START EXERCISE DATA

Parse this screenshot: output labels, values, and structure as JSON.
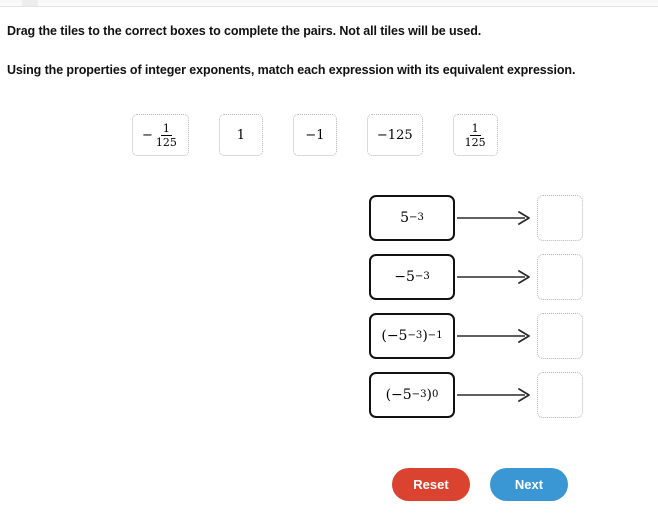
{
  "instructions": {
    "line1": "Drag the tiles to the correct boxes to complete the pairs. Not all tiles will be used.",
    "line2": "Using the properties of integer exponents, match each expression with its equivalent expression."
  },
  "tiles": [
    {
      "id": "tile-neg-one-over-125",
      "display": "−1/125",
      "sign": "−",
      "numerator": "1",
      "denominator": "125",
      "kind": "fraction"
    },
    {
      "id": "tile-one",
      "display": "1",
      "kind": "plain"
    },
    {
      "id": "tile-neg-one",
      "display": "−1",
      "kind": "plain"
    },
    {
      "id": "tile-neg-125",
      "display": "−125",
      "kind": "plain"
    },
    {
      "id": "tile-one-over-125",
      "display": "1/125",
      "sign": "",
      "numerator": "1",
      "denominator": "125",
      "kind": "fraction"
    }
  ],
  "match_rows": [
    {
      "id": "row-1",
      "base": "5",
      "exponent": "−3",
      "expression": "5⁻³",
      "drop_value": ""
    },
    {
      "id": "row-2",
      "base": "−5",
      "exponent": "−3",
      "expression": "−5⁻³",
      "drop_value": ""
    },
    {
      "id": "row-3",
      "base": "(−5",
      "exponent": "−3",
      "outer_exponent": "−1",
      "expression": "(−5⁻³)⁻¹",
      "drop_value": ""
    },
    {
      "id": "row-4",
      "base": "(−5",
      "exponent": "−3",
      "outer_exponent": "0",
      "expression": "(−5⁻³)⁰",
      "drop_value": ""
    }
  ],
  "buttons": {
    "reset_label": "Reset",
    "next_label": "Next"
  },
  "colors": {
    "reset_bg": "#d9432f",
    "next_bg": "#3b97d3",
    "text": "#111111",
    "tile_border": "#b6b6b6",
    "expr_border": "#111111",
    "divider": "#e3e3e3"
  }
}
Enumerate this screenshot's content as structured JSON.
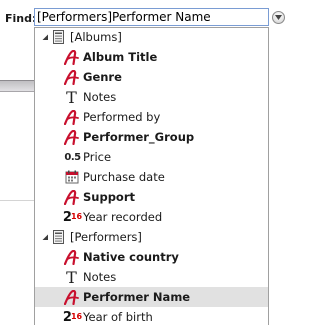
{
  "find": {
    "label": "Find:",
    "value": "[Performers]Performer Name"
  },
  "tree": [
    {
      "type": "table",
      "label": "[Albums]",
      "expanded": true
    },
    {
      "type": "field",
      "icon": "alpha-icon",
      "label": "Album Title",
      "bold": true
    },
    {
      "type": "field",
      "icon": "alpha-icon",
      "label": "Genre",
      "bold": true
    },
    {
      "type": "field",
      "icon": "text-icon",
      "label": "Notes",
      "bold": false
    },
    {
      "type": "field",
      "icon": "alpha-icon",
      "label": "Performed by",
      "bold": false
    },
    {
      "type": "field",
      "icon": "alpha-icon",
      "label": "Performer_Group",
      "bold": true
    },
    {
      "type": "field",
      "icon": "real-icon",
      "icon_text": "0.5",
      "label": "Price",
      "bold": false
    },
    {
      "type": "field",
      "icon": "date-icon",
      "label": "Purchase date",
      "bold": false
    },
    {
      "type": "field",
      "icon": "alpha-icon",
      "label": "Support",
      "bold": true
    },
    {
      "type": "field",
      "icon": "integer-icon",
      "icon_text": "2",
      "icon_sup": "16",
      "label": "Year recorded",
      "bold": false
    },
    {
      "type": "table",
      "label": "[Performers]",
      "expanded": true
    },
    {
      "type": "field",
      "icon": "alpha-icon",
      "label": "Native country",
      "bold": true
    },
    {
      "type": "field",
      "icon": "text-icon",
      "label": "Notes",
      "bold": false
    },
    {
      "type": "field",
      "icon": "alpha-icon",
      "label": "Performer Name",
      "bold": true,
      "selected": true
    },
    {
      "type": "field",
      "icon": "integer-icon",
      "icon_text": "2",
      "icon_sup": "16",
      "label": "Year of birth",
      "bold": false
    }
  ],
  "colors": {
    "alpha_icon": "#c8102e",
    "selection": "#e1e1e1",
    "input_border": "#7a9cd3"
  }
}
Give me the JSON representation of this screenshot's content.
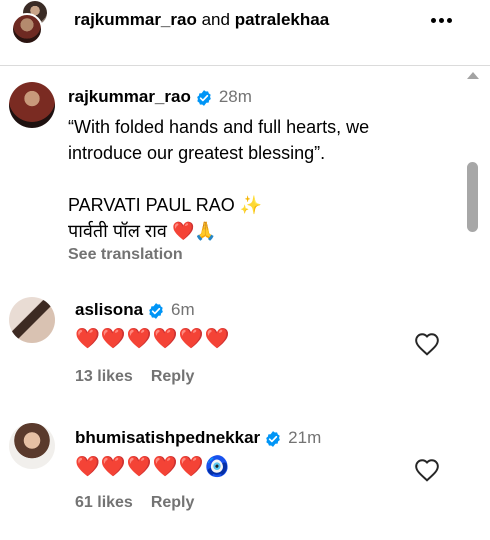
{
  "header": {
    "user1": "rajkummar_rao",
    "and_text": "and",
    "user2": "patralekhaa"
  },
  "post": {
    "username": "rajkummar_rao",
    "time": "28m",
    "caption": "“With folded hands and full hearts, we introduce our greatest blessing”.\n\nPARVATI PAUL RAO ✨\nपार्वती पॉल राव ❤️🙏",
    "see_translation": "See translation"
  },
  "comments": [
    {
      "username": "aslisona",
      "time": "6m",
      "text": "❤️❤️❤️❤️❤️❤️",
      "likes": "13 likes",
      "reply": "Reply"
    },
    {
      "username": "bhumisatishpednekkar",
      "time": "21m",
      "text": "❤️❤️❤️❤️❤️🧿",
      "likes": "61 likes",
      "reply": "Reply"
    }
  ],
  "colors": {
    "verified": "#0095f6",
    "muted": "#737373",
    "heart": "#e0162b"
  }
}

END EXERCISE DATA

PROBLEM:
Write out the records above exactly as they appear, leaving out any pictures.

TASK RESULT:
Parse this screenshot: output labels, values, and structure as JSON.
{
  "instructions": {
    "line1": "Drag the tiles to the correct boxes to complete the pairs. Not all tiles will be used.",
    "line2": "Using the properties of integer exponents, match each expression with its equivalent expression."
  },
  "tiles": [
    {
      "id": "tile-neg-one-over-125",
      "display": "−1/125",
      "sign": "−",
      "numerator": "1",
      "denominator": "125",
      "kind": "fraction"
    },
    {
      "id": "tile-one",
      "display": "1",
      "kind": "plain"
    },
    {
      "id": "tile-neg-one",
      "display": "−1",
      "kind": "plain"
    },
    {
      "id": "tile-neg-125",
      "display": "−125",
      "kind": "plain"
    },
    {
      "id": "tile-one-over-125",
      "display": "1/125",
      "sign": "",
      "numerator": "1",
      "denominator": "125",
      "kind": "fraction"
    }
  ],
  "match_rows": [
    {
      "id": "row-1",
      "base": "5",
      "exponent": "−3",
      "expression": "5⁻³",
      "drop_value": ""
    },
    {
      "id": "row-2",
      "base": "−5",
      "exponent": "−3",
      "expression": "−5⁻³",
      "drop_value": ""
    },
    {
      "id": "row-3",
      "base": "(−5",
      "exponent": "−3",
      "outer_exponent": "−1",
      "expression": "(−5⁻³)⁻¹",
      "drop_value": ""
    },
    {
      "id": "row-4",
      "base": "(−5",
      "exponent": "−3",
      "outer_exponent": "0",
      "expression": "(−5⁻³)⁰",
      "drop_value": ""
    }
  ],
  "buttons": {
    "reset_label": "Reset",
    "next_label": "Next"
  },
  "colors": {
    "reset_bg": "#d9432f",
    "next_bg": "#3b97d3",
    "text": "#111111",
    "tile_border": "#b6b6b6",
    "expr_border": "#111111",
    "divider": "#e3e3e3"
  }
}
Enumerate this screenshot's content as structured JSON.
{
  "find": {
    "label": "Find:",
    "value": "[Performers]Performer Name"
  },
  "tree": [
    {
      "type": "table",
      "label": "[Albums]",
      "expanded": true
    },
    {
      "type": "field",
      "icon": "alpha-icon",
      "label": "Album Title",
      "bold": true
    },
    {
      "type": "field",
      "icon": "alpha-icon",
      "label": "Genre",
      "bold": true
    },
    {
      "type": "field",
      "icon": "text-icon",
      "label": "Notes",
      "bold": false
    },
    {
      "type": "field",
      "icon": "alpha-icon",
      "label": "Performed by",
      "bold": false
    },
    {
      "type": "field",
      "icon": "alpha-icon",
      "label": "Performer_Group",
      "bold": true
    },
    {
      "type": "field",
      "icon": "real-icon",
      "icon_text": "0.5",
      "label": "Price",
      "bold": false
    },
    {
      "type": "field",
      "icon": "date-icon",
      "label": "Purchase date",
      "bold": false
    },
    {
      "type": "field",
      "icon": "alpha-icon",
      "label": "Support",
      "bold": true
    },
    {
      "type": "field",
      "icon": "integer-icon",
      "icon_text": "2",
      "icon_sup": "16",
      "label": "Year recorded",
      "bold": false
    },
    {
      "type": "table",
      "label": "[Performers]",
      "expanded": true
    },
    {
      "type": "field",
      "icon": "alpha-icon",
      "label": "Native country",
      "bold": true
    },
    {
      "type": "field",
      "icon": "text-icon",
      "label": "Notes",
      "bold": false
    },
    {
      "type": "field",
      "icon": "alpha-icon",
      "label": "Performer Name",
      "bold": true,
      "selected": true
    },
    {
      "type": "field",
      "icon": "integer-icon",
      "icon_text": "2",
      "icon_sup": "16",
      "label": "Year of birth",
      "bold": false
    }
  ],
  "colors": {
    "alpha_icon": "#c8102e",
    "selection": "#e1e1e1",
    "input_border": "#7a9cd3"
  }
}
Give me the JSON representation of this screenshot's content.
{
  "header": {
    "user1": "rajkummar_rao",
    "and_text": "and",
    "user2": "patralekhaa"
  },
  "post": {
    "username": "rajkummar_rao",
    "time": "28m",
    "caption": "“With folded hands and full hearts, we introduce our greatest blessing”.\n\nPARVATI PAUL RAO ✨\nपार्वती पॉल राव ❤️🙏",
    "see_translation": "See translation"
  },
  "comments": [
    {
      "username": "aslisona",
      "time": "6m",
      "text": "❤️❤️❤️❤️❤️❤️",
      "likes": "13 likes",
      "reply": "Reply"
    },
    {
      "username": "bhumisatishpednekkar",
      "time": "21m",
      "text": "❤️❤️❤️❤️❤️🧿",
      "likes": "61 likes",
      "reply": "Reply"
    }
  ],
  "colors": {
    "verified": "#0095f6",
    "muted": "#737373",
    "heart": "#e0162b"
  }
}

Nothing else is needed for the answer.